■ **Task brief**: Restate, word for word, every line of the data.

■ **A block of data**:
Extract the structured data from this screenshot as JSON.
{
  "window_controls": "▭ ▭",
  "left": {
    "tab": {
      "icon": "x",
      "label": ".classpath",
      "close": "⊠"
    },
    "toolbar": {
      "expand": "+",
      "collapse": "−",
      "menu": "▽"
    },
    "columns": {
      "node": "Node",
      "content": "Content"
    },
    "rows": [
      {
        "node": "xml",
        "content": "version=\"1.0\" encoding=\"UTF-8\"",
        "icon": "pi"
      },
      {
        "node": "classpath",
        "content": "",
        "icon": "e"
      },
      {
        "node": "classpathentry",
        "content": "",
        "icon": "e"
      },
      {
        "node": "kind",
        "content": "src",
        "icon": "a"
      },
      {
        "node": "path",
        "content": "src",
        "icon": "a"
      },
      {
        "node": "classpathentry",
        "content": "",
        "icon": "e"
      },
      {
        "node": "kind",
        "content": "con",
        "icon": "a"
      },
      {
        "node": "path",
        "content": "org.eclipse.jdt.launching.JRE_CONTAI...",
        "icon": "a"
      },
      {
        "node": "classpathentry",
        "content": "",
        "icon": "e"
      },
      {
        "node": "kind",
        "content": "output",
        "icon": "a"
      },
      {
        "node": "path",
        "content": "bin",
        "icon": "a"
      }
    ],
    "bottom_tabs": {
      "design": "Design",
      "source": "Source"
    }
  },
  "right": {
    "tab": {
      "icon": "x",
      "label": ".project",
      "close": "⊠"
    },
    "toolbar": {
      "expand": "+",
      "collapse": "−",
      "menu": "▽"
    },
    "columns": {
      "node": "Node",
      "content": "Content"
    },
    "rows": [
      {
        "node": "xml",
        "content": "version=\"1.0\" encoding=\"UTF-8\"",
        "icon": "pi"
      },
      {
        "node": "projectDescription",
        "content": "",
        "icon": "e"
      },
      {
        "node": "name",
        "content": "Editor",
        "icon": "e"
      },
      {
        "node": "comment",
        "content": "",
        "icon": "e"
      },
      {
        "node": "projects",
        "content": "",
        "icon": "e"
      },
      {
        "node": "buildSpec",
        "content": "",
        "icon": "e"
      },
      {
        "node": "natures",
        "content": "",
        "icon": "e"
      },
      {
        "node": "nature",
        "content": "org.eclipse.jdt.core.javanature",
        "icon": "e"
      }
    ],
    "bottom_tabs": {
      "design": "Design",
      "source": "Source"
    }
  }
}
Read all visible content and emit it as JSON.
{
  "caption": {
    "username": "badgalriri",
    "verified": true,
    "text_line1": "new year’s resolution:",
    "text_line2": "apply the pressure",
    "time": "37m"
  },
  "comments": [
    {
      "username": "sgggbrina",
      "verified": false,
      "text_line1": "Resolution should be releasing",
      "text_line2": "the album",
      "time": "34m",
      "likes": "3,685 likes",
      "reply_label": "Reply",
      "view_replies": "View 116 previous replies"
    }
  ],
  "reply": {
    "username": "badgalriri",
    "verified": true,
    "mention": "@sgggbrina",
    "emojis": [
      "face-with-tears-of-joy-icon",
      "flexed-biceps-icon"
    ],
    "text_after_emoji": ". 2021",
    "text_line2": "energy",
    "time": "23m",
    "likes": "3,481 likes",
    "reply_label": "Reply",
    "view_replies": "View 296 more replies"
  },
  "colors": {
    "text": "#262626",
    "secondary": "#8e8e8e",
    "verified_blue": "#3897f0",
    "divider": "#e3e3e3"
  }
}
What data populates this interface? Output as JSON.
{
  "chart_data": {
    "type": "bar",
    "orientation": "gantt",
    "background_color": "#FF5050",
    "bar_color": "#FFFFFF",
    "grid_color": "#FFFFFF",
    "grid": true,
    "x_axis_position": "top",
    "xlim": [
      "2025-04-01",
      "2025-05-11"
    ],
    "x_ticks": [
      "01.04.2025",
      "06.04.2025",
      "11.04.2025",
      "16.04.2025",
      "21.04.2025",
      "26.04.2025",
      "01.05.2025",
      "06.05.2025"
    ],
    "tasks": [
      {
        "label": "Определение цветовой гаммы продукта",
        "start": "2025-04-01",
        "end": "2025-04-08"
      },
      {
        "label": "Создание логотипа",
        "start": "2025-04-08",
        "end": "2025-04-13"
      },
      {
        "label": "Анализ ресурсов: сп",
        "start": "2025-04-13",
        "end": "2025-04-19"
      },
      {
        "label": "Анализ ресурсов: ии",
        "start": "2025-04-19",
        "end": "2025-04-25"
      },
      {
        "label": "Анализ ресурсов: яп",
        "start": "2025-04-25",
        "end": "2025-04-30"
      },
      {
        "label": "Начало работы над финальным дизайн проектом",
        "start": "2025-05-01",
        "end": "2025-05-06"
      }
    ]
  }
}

■ **Correct result**:
Extract the structured data from this screenshot as JSON.
{
  "window_controls": "▭ ▭",
  "left": {
    "tab": {
      "icon": "x",
      "label": ".classpath",
      "close": "⊠"
    },
    "toolbar": {
      "expand": "+",
      "collapse": "−",
      "menu": "▽"
    },
    "columns": {
      "node": "Node",
      "content": "Content"
    },
    "rows": [
      {
        "node": "xml",
        "content": "version=\"1.0\" encoding=\"UTF-8\"",
        "icon": "pi"
      },
      {
        "node": "classpath",
        "content": "",
        "icon": "e"
      },
      {
        "node": "classpathentry",
        "content": "",
        "icon": "e"
      },
      {
        "node": "kind",
        "content": "src",
        "icon": "a"
      },
      {
        "node": "path",
        "content": "src",
        "icon": "a"
      },
      {
        "node": "classpathentry",
        "content": "",
        "icon": "e"
      },
      {
        "node": "kind",
        "content": "con",
        "icon": "a"
      },
      {
        "node": "path",
        "content": "org.eclipse.jdt.launching.JRE_CONTAI...",
        "icon": "a"
      },
      {
        "node": "classpathentry",
        "content": "",
        "icon": "e"
      },
      {
        "node": "kind",
        "content": "output",
        "icon": "a"
      },
      {
        "node": "path",
        "content": "bin",
        "icon": "a"
      }
    ],
    "bottom_tabs": {
      "design": "Design",
      "source": "Source"
    }
  },
  "right": {
    "tab": {
      "icon": "x",
      "label": ".project",
      "close": "⊠"
    },
    "toolbar": {
      "expand": "+",
      "collapse": "−",
      "menu": "▽"
    },
    "columns": {
      "node": "Node",
      "content": "Content"
    },
    "rows": [
      {
        "node": "xml",
        "content": "version=\"1.0\" encoding=\"UTF-8\"",
        "icon": "pi"
      },
      {
        "node": "projectDescription",
        "content": "",
        "icon": "e"
      },
      {
        "node": "name",
        "content": "Editor",
        "icon": "e"
      },
      {
        "node": "comment",
        "content": "",
        "icon": "e"
      },
      {
        "node": "projects",
        "content": "",
        "icon": "e"
      },
      {
        "node": "buildSpec",
        "content": "",
        "icon": "e"
      },
      {
        "node": "natures",
        "content": "",
        "icon": "e"
      },
      {
        "node": "nature",
        "content": "org.eclipse.jdt.core.javanature",
        "icon": "e"
      }
    ],
    "bottom_tabs": {
      "design": "Design",
      "source": "Source"
    }
  }
}
Read all visible content and emit it as JSON.
{
  "caption": {
    "username": "badgalriri",
    "verified": true,
    "text_line1": "new year’s resolution:",
    "text_line2": "apply the pressure",
    "time": "37m"
  },
  "comments": [
    {
      "username": "sgggbrina",
      "verified": false,
      "text_line1": "Resolution should be releasing",
      "text_line2": "the album",
      "time": "34m",
      "likes": "3,685 likes",
      "reply_label": "Reply",
      "view_replies": "View 116 previous replies"
    }
  ],
  "reply": {
    "username": "badgalriri",
    "verified": true,
    "mention": "@sgggbrina",
    "emojis": [
      "face-with-tears-of-joy-icon",
      "flexed-biceps-icon"
    ],
    "text_after_emoji": ". 2021",
    "text_line2": "energy",
    "time": "23m",
    "likes": "3,481 likes",
    "reply_label": "Reply",
    "view_replies": "View 296 more replies"
  },
  "colors": {
    "text": "#262626",
    "secondary": "#8e8e8e",
    "verified_blue": "#3897f0",
    "divider": "#e3e3e3"
  }
}
What data populates this interface? Output as JSON.
{
  "chart_data": {
    "type": "bar",
    "orientation": "gantt",
    "background_color": "#FF5050",
    "bar_color": "#FFFFFF",
    "grid_color": "#FFFFFF",
    "grid": true,
    "x_axis_position": "top",
    "xlim": [
      "2025-04-01",
      "2025-05-11"
    ],
    "x_ticks": [
      "01.04.2025",
      "06.04.2025",
      "11.04.2025",
      "16.04.2025",
      "21.04.2025",
      "26.04.2025",
      "01.05.2025",
      "06.05.2025"
    ],
    "tasks": [
      {
        "label": "Определение цветовой гаммы продукта",
        "start": "2025-04-01",
        "end": "2025-04-08"
      },
      {
        "label": "Создание логотипа",
        "start": "2025-04-08",
        "end": "2025-04-13"
      },
      {
        "label": "Анализ ресурсов: сп",
        "start": "2025-04-13",
        "end": "2025-04-19"
      },
      {
        "label": "Анализ ресурсов: ии",
        "start": "2025-04-19",
        "end": "2025-04-25"
      },
      {
        "label": "Анализ ресурсов: яп",
        "start": "2025-04-25",
        "end": "2025-04-30"
      },
      {
        "label": "Начало работы над финальным дизайн проектом",
        "start": "2025-05-01",
        "end": "2025-05-06"
      }
    ]
  }
}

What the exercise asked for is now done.